[START]

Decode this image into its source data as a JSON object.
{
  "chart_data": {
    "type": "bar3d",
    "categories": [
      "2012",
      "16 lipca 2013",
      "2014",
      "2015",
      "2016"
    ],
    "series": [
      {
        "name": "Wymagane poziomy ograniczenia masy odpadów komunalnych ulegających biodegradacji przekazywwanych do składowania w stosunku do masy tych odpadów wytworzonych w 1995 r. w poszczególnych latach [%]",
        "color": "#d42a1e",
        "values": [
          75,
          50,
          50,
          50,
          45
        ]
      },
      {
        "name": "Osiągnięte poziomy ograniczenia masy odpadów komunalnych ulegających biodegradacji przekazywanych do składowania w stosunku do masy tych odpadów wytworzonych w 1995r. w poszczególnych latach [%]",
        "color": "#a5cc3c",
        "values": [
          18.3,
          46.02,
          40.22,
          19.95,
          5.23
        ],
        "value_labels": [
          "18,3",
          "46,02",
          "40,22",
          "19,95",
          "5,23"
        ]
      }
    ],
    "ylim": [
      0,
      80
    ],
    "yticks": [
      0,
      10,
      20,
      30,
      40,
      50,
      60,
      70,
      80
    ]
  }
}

[END]

● **Task requirements**: Exactly reproduce every line found in the records.

● **Complete response**:
Decode this image into its source data as a JSON object.
{
  "chart_data": {
    "type": "bar3d",
    "categories": [
      "2012",
      "16 lipca 2013",
      "2014",
      "2015",
      "2016"
    ],
    "series": [
      {
        "name": "Wymagane poziomy ograniczenia masy odpadów komunalnych ulegających biodegradacji przekazywwanych do składowania w stosunku do masy tych odpadów wytworzonych w 1995 r. w poszczególnych latach [%]",
        "color": "#d42a1e",
        "values": [
          75,
          50,
          50,
          50,
          45
        ]
      },
      {
        "name": "Osiągnięte poziomy ograniczenia masy odpadów komunalnych ulegających biodegradacji przekazywanych do składowania w stosunku do masy tych odpadów wytworzonych w 1995r. w poszczególnych latach [%]",
        "color": "#a5cc3c",
        "values": [
          18.3,
          46.02,
          40.22,
          19.95,
          5.23
        ],
        "value_labels": [
          "18,3",
          "46,02",
          "40,22",
          "19,95",
          "5,23"
        ]
      }
    ],
    "ylim": [
      0,
      80
    ],
    "yticks": [
      0,
      10,
      20,
      30,
      40,
      50,
      60,
      70,
      80
    ]
  }
}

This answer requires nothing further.